Return the whole listing exactly as it stands.

Dataset entries:
================

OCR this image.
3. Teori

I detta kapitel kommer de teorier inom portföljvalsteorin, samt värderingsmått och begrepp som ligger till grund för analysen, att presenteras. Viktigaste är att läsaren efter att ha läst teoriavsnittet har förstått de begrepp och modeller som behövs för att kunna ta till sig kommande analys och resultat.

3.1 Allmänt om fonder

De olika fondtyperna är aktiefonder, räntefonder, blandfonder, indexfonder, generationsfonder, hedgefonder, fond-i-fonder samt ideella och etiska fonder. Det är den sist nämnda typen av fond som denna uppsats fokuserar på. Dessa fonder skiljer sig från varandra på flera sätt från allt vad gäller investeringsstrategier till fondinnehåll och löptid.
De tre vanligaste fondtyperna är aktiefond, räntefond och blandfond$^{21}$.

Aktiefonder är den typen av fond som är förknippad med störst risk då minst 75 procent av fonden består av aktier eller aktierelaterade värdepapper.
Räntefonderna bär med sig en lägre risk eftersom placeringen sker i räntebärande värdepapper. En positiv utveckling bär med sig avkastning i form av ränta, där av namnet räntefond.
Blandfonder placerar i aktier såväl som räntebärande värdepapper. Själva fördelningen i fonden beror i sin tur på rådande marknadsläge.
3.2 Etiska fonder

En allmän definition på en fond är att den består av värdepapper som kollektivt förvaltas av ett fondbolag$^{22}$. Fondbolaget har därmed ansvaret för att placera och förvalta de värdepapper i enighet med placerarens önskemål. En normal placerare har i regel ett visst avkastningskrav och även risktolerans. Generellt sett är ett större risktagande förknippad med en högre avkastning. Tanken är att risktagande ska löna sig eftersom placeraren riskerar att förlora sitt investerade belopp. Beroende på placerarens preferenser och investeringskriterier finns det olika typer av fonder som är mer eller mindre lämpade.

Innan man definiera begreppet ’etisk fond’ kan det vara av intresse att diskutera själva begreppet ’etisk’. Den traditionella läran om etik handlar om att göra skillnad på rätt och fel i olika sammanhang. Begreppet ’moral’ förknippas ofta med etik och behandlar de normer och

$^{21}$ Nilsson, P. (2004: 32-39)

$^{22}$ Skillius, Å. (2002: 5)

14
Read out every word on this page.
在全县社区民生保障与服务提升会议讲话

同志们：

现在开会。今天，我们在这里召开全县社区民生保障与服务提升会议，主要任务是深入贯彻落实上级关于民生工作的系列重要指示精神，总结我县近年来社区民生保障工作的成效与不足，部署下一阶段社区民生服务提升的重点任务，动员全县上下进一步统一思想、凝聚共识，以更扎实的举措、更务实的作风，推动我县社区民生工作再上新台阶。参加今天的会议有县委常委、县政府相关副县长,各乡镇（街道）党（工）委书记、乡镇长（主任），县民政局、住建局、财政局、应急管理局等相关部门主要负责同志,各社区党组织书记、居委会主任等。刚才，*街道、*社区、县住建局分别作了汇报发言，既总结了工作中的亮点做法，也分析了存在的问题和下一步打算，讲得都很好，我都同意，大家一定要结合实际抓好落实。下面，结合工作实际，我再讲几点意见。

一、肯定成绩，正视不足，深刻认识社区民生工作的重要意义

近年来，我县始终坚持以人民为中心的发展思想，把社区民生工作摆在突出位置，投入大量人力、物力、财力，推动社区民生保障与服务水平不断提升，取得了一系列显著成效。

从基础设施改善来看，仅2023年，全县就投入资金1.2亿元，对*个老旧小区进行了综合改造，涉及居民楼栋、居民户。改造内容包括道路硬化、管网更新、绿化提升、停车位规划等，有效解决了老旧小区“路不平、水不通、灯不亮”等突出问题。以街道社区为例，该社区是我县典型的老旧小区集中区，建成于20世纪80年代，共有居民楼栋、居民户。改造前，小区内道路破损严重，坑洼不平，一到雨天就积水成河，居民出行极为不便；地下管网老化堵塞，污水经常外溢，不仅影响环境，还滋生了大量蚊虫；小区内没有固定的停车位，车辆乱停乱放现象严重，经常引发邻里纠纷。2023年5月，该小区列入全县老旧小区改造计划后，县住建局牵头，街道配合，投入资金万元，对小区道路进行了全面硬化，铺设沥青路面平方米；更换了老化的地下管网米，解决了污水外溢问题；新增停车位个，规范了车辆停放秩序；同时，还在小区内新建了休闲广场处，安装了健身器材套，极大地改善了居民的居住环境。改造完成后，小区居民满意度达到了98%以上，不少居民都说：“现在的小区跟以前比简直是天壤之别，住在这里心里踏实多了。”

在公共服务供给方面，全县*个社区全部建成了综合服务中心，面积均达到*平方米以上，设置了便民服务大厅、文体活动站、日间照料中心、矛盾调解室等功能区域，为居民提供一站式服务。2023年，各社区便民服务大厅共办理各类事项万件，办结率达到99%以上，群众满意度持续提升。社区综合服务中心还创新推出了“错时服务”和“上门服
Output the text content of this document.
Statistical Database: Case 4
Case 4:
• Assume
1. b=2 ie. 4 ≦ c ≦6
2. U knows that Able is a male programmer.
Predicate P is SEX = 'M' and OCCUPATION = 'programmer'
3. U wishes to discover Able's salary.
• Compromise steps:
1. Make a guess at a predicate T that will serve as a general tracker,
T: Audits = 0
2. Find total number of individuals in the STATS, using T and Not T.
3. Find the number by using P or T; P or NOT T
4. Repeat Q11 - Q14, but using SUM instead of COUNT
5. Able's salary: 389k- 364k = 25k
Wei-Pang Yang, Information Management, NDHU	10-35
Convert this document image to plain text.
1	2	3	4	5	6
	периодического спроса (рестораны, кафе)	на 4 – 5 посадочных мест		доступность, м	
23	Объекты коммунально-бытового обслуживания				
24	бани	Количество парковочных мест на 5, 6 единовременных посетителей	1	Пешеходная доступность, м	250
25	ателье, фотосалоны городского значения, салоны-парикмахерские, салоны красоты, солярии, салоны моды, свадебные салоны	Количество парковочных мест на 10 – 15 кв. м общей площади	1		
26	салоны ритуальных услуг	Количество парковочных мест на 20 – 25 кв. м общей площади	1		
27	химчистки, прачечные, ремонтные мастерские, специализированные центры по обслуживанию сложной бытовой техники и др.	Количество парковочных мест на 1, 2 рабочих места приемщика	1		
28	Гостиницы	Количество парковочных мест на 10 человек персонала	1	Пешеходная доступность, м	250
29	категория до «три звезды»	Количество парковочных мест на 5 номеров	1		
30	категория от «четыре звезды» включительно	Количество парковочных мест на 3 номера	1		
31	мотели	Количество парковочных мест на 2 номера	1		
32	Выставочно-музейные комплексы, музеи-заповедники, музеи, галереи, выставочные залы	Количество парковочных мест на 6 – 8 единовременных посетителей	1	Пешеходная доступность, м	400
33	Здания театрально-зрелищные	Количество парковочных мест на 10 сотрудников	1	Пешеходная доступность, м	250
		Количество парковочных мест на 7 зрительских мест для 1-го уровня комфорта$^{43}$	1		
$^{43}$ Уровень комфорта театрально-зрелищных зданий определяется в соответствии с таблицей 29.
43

================

Result of the exercise —
OCR this image.
3. Teori

I detta kapitel kommer de teorier inom portföljvalsteorin, samt värderingsmått och begrepp som ligger till grund för analysen, att presenteras. Viktigaste är att läsaren efter att ha läst teoriavsnittet har förstått de begrepp och modeller som behövs för att kunna ta till sig kommande analys och resultat.

3.1 Allmänt om fonder

De olika fondtyperna är aktiefonder, räntefonder, blandfonder, indexfonder, generationsfonder, hedgefonder, fond-i-fonder samt ideella och etiska fonder. Det är den sist nämnda typen av fond som denna uppsats fokuserar på. Dessa fonder skiljer sig från varandra på flera sätt från allt vad gäller investeringsstrategier till fondinnehåll och löptid.
De tre vanligaste fondtyperna är aktiefond, räntefond och blandfond$^{21}$.

Aktiefonder är den typen av fond som är förknippad med störst risk då minst 75 procent av fonden består av aktier eller aktierelaterade värdepapper.
Räntefonderna bär med sig en lägre risk eftersom placeringen sker i räntebärande värdepapper. En positiv utveckling bär med sig avkastning i form av ränta, där av namnet räntefond.
Blandfonder placerar i aktier såväl som räntebärande värdepapper. Själva fördelningen i fonden beror i sin tur på rådande marknadsläge.
3.2 Etiska fonder

En allmän definition på en fond är att den består av värdepapper som kollektivt förvaltas av ett fondbolag$^{22}$. Fondbolaget har därmed ansvaret för att placera och förvalta de värdepapper i enighet med placerarens önskemål. En normal placerare har i regel ett visst avkastningskrav och även risktolerans. Generellt sett är ett större risktagande förknippad med en högre avkastning. Tanken är att risktagande ska löna sig eftersom placeraren riskerar att förlora sitt investerade belopp. Beroende på placerarens preferenser och investeringskriterier finns det olika typer av fonder som är mer eller mindre lämpade.

Innan man definiera begreppet ’etisk fond’ kan det vara av intresse att diskutera själva begreppet ’etisk’. Den traditionella läran om etik handlar om att göra skillnad på rätt och fel i olika sammanhang. Begreppet ’moral’ förknippas ofta med etik och behandlar de normer och

$^{21}$ Nilsson, P. (2004: 32-39)

$^{22}$ Skillius, Å. (2002: 5)

14
Read out every word on this page.
在全县社区民生保障与服务提升会议讲话

同志们：

现在开会。今天，我们在这里召开全县社区民生保障与服务提升会议，主要任务是深入贯彻落实上级关于民生工作的系列重要指示精神，总结我县近年来社区民生保障工作的成效与不足，部署下一阶段社区民生服务提升的重点任务，动员全县上下进一步统一思想、凝聚共识，以更扎实的举措、更务实的作风，推动我县社区民生工作再上新台阶。参加今天的会议有县委常委、县政府相关副县长,各乡镇（街道）党（工）委书记、乡镇长（主任），县民政局、住建局、财政局、应急管理局等相关部门主要负责同志,各社区党组织书记、居委会主任等。刚才，*街道、*社区、县住建局分别作了汇报发言，既总结了工作中的亮点做法，也分析了存在的问题和下一步打算，讲得都很好，我都同意，大家一定要结合实际抓好落实。下面，结合工作实际，我再讲几点意见。

一、肯定成绩，正视不足，深刻认识社区民生工作的重要意义

近年来，我县始终坚持以人民为中心的发展思想，把社区民生工作摆在突出位置，投入大量人力、物力、财力，推动社区民生保障与服务水平不断提升，取得了一系列显著成效。

从基础设施改善来看，仅2023年，全县就投入资金1.2亿元，对*个老旧小区进行了综合改造，涉及居民楼栋、居民户。改造内容包括道路硬化、管网更新、绿化提升、停车位规划等，有效解决了老旧小区“路不平、水不通、灯不亮”等突出问题。以街道社区为例，该社区是我县典型的老旧小区集中区，建成于20世纪80年代，共有居民楼栋、居民户。改造前，小区内道路破损严重，坑洼不平，一到雨天就积水成河，居民出行极为不便；地下管网老化堵塞，污水经常外溢，不仅影响环境，还滋生了大量蚊虫；小区内没有固定的停车位，车辆乱停乱放现象严重，经常引发邻里纠纷。2023年5月，该小区列入全县老旧小区改造计划后，县住建局牵头，街道配合，投入资金万元，对小区道路进行了全面硬化，铺设沥青路面平方米；更换了老化的地下管网米，解决了污水外溢问题；新增停车位个，规范了车辆停放秩序；同时，还在小区内新建了休闲广场处，安装了健身器材套，极大地改善了居民的居住环境。改造完成后，小区居民满意度达到了98%以上，不少居民都说：“现在的小区跟以前比简直是天壤之别，住在这里心里踏实多了。”

在公共服务供给方面，全县*个社区全部建成了综合服务中心，面积均达到*平方米以上，设置了便民服务大厅、文体活动站、日间照料中心、矛盾调解室等功能区域，为居民提供一站式服务。2023年，各社区便民服务大厅共办理各类事项万件，办结率达到99%以上，群众满意度持续提升。社区综合服务中心还创新推出了“错时服务”和“上门服
Output the text content of this document.
Statistical Database: Case 4
Case 4:
• Assume
1. b=2 ie. 4 ≦ c ≦6
2. U knows that Able is a male programmer.
Predicate P is SEX = 'M' and OCCUPATION = 'programmer'
3. U wishes to discover Able's salary.
• Compromise steps:
1. Make a guess at a predicate T that will serve as a general tracker,
T: Audits = 0
2. Find total number of individuals in the STATS, using T and Not T.
3. Find the number by using P or T; P or NOT T
4. Repeat Q11 - Q14, but using SUM instead of COUNT
5. Able's salary: 389k- 364k = 25k
Wei-Pang Yang, Information Management, NDHU	10-35
Convert this document image to plain text.
1	2	3	4	5	6
	периодического спроса (рестораны, кафе)	на 4 – 5 посадочных мест		доступность, м	
23	Объекты коммунально-бытового обслуживания				
24	бани	Количество парковочных мест на 5, 6 единовременных посетителей	1	Пешеходная доступность, м	250
25	ателье, фотосалоны городского значения, салоны-парикмахерские, салоны красоты, солярии, салоны моды, свадебные салоны	Количество парковочных мест на 10 – 15 кв. м общей площади	1		
26	салоны ритуальных услуг	Количество парковочных мест на 20 – 25 кв. м общей площади	1		
27	химчистки, прачечные, ремонтные мастерские, специализированные центры по обслуживанию сложной бытовой техники и др.	Количество парковочных мест на 1, 2 рабочих места приемщика	1		
28	Гостиницы	Количество парковочных мест на 10 человек персонала	1	Пешеходная доступность, м	250
29	категория до «три звезды»	Количество парковочных мест на 5 номеров	1		
30	категория от «четыре звезды» включительно	Количество парковочных мест на 3 номера	1		
31	мотели	Количество парковочных мест на 2 номера	1		
32	Выставочно-музейные комплексы, музеи-заповедники, музеи, галереи, выставочные залы	Количество парковочных мест на 6 – 8 единовременных посетителей	1	Пешеходная доступность, м	400
33	Здания театрально-зрелищные	Количество парковочных мест на 10 сотрудников	1	Пешеходная доступность, м	250
		Количество парковочных мест на 7 зрительских мест для 1-го уровня комфорта$^{43}$	1		
$^{43}$ Уровень комфорта театрально-зрелищных зданий определяется в соответствии с таблицей 29.
43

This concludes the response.